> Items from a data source

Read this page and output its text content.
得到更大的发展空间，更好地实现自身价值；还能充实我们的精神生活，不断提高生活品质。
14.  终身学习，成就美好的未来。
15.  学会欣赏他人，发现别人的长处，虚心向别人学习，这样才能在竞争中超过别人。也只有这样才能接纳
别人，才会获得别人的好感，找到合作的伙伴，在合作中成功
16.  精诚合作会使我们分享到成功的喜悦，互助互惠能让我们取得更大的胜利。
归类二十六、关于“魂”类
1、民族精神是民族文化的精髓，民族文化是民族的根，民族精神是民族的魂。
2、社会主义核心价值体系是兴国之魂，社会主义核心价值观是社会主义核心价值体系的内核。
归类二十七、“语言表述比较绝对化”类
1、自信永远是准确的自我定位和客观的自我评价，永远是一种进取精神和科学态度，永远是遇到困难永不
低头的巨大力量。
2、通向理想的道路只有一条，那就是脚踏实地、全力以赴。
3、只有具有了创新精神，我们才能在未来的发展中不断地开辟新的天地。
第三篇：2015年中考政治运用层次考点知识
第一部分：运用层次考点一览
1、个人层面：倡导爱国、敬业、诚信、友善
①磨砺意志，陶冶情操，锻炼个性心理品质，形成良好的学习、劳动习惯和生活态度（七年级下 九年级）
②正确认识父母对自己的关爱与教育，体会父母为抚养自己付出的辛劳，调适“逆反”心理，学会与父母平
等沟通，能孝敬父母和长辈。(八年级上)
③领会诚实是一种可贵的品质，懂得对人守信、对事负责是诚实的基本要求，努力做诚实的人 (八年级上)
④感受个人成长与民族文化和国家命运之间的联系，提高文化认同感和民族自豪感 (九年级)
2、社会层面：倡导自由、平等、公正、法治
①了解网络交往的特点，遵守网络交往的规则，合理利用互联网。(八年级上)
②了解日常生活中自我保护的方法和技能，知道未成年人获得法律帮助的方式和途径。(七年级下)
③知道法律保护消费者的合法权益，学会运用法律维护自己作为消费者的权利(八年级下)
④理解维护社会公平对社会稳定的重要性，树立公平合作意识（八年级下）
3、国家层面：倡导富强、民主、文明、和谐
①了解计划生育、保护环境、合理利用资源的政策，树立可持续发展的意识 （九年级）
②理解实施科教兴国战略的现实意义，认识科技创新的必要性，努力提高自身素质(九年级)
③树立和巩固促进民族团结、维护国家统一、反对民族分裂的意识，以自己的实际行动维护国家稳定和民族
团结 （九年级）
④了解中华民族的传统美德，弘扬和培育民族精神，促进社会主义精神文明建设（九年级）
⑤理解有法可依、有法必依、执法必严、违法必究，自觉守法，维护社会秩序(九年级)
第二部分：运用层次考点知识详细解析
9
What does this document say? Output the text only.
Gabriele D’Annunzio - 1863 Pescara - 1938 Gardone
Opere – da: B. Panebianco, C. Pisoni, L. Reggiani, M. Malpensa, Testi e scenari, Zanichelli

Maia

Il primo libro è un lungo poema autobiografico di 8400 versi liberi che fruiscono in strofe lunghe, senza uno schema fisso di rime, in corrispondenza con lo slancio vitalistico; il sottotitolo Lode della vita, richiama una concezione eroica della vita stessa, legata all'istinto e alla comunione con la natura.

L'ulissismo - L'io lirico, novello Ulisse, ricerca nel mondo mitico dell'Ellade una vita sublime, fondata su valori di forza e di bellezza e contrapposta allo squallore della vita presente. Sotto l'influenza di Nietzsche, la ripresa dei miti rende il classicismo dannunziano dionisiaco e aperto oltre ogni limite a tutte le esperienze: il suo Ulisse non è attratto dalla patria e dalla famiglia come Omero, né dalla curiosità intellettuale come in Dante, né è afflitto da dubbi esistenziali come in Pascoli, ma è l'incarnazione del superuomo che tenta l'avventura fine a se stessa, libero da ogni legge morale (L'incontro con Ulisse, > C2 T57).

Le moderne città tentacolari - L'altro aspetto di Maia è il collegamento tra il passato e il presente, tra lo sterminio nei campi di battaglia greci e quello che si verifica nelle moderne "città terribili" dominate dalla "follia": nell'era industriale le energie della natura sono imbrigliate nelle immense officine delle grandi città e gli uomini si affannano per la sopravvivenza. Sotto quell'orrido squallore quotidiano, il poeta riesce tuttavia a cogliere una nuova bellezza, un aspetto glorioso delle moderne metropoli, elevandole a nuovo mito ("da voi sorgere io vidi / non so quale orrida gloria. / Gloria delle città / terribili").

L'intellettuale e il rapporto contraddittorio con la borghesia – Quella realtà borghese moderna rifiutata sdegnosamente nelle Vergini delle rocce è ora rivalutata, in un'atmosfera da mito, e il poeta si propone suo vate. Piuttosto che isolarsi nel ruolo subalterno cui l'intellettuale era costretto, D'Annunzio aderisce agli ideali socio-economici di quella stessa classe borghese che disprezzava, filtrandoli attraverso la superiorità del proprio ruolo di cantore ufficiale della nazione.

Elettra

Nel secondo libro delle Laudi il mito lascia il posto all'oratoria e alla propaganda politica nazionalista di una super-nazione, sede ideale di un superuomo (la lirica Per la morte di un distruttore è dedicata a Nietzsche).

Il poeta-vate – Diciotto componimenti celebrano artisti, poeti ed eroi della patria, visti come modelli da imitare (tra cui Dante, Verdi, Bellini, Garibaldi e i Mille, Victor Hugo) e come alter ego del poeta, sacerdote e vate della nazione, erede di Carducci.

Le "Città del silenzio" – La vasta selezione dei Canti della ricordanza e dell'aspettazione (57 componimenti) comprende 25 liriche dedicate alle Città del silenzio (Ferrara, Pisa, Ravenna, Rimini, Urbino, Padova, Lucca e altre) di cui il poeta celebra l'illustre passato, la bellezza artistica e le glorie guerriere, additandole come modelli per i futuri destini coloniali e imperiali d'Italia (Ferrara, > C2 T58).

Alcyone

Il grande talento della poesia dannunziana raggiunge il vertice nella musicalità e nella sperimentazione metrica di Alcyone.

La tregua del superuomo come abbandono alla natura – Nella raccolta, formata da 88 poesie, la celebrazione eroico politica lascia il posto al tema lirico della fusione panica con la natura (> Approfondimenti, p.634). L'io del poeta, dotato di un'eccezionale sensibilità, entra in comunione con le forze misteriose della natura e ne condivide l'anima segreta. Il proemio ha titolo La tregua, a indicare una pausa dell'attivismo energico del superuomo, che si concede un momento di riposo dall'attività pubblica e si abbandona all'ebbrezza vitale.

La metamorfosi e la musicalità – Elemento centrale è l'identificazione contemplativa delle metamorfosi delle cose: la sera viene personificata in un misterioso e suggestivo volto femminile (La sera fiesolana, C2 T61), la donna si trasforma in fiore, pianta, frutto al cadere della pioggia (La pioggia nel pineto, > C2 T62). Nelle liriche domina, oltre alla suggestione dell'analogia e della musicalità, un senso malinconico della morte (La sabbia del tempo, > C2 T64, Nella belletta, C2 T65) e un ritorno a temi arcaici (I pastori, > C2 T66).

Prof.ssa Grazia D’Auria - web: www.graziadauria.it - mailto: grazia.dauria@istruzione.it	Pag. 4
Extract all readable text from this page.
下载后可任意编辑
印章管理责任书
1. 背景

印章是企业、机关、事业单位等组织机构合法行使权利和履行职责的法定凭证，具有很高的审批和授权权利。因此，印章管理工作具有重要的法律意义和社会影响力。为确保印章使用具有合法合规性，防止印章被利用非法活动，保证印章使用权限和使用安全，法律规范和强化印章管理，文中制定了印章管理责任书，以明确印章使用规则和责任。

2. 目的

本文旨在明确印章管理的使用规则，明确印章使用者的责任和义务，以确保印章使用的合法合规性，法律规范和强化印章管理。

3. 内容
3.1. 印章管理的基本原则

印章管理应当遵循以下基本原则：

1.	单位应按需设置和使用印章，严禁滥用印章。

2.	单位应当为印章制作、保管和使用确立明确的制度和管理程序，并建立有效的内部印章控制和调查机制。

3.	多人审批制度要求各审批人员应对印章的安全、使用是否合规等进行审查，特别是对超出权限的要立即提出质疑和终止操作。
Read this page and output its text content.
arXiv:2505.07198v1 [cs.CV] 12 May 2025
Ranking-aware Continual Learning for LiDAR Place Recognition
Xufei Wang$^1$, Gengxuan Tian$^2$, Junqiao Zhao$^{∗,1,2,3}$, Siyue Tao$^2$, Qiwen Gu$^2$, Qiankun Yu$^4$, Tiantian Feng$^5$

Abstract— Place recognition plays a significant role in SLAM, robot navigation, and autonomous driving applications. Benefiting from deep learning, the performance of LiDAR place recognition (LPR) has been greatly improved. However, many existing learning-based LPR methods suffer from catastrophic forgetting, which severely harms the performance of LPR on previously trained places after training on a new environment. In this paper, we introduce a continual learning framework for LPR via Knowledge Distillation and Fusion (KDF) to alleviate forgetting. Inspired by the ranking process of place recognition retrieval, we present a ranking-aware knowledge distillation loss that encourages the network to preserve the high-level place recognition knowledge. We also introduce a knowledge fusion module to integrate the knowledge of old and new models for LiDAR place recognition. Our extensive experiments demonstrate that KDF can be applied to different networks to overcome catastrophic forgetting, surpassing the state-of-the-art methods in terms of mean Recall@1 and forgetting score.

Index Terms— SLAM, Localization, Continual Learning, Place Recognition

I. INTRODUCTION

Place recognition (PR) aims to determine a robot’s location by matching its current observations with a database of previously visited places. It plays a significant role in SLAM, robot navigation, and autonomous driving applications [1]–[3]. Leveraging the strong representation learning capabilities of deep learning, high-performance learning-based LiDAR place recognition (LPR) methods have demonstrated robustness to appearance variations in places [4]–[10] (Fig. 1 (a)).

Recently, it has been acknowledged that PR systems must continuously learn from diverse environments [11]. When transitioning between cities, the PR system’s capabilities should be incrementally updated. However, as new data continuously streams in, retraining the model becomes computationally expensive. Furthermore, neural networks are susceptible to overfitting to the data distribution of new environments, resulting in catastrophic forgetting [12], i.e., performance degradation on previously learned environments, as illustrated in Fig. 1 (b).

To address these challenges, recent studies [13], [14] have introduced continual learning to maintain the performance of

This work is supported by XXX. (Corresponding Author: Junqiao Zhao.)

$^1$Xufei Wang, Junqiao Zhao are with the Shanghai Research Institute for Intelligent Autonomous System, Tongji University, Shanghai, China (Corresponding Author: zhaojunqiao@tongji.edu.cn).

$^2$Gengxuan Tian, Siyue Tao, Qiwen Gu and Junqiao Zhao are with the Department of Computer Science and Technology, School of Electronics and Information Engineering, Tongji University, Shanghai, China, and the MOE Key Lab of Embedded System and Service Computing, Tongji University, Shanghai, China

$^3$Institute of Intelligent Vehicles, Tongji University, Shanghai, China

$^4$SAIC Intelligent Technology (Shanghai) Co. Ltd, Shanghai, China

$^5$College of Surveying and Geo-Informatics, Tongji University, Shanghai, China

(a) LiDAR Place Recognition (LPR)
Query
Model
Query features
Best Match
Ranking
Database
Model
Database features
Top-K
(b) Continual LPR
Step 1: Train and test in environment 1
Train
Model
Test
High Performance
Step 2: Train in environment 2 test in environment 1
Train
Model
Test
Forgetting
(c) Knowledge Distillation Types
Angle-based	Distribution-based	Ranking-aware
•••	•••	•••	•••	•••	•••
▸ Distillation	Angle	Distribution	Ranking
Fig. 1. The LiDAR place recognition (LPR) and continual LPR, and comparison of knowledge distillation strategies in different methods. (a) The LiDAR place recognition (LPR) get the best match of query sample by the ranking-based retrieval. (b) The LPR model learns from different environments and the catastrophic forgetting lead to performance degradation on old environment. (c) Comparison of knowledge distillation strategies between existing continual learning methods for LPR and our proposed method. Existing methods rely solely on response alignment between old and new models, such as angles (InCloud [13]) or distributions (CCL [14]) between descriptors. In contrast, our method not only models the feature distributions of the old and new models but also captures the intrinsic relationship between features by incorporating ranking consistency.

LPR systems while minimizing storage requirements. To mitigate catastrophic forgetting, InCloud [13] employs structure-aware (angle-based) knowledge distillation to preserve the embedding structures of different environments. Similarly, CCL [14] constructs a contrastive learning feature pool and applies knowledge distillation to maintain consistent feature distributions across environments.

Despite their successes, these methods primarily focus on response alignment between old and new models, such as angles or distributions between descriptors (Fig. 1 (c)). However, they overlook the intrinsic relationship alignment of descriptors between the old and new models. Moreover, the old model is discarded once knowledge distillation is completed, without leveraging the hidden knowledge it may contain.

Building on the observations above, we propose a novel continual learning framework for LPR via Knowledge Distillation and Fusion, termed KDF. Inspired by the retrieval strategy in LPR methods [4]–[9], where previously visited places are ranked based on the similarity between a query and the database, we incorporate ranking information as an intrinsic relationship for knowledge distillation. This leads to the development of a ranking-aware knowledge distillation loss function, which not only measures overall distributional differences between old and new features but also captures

> Required work
Lines that hold "八年级下" are the ones to copy; find all of them.

> Solved exercise
③知道法律保护消费者的合法权益，学会运用法律维护自己作为消费者的权利(八年级下)
④理解维护社会公平对社会稳定的重要性，树立公平合作意识（八年级下）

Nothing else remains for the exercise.